PROBLEM DESCRIPTION: Find the line containing "Read this page and output its text content.", then output it and every line after it through the end of the listing below, exactly as written.

PROVIDED DATA:
· · · ·

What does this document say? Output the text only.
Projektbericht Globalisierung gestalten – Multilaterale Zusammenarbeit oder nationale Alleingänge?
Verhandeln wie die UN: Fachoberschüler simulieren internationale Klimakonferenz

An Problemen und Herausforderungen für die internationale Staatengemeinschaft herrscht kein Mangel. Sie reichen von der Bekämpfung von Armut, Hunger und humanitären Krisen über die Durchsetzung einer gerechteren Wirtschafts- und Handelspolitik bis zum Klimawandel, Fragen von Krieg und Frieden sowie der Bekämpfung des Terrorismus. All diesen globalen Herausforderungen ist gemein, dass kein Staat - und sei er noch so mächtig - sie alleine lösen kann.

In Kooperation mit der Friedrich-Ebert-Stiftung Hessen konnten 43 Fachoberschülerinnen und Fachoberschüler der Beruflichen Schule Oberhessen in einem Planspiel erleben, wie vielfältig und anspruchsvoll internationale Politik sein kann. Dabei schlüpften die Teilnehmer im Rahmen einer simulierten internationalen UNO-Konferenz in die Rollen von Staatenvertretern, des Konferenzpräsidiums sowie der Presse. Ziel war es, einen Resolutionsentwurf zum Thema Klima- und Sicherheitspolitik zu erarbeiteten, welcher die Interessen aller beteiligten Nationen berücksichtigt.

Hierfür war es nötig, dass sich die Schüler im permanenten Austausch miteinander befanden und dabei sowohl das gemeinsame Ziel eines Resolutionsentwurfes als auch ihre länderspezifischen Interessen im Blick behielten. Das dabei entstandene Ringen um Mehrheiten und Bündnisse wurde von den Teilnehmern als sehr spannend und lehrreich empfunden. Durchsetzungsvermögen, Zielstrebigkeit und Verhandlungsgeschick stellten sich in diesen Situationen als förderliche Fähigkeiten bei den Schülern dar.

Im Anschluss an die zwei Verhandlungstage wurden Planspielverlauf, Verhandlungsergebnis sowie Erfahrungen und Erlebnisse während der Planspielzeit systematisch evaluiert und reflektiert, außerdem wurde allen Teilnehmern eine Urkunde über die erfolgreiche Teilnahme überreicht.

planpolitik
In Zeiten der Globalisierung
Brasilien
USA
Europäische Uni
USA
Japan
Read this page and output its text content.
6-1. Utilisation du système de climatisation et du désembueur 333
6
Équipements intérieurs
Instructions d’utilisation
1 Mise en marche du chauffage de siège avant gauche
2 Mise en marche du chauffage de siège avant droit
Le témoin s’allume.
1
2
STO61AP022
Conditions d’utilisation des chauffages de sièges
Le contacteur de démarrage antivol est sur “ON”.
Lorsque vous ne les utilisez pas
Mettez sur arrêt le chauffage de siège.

· · · ·

OUTPUT OF THE EXERCISE:
Read this page and output its text content.
6-1. Utilisation du système de climatisation et du désembueur 333
6
Équipements intérieurs
Instructions d’utilisation
1 Mise en marche du chauffage de siège avant gauche
2 Mise en marche du chauffage de siège avant droit
Le témoin s’allume.
1
2
STO61AP022
Conditions d’utilisation des chauffages de sièges
Le contacteur de démarrage antivol est sur “ON”.
Lorsque vous ne les utilisez pas
Mettez sur arrêt le chauffage de siège.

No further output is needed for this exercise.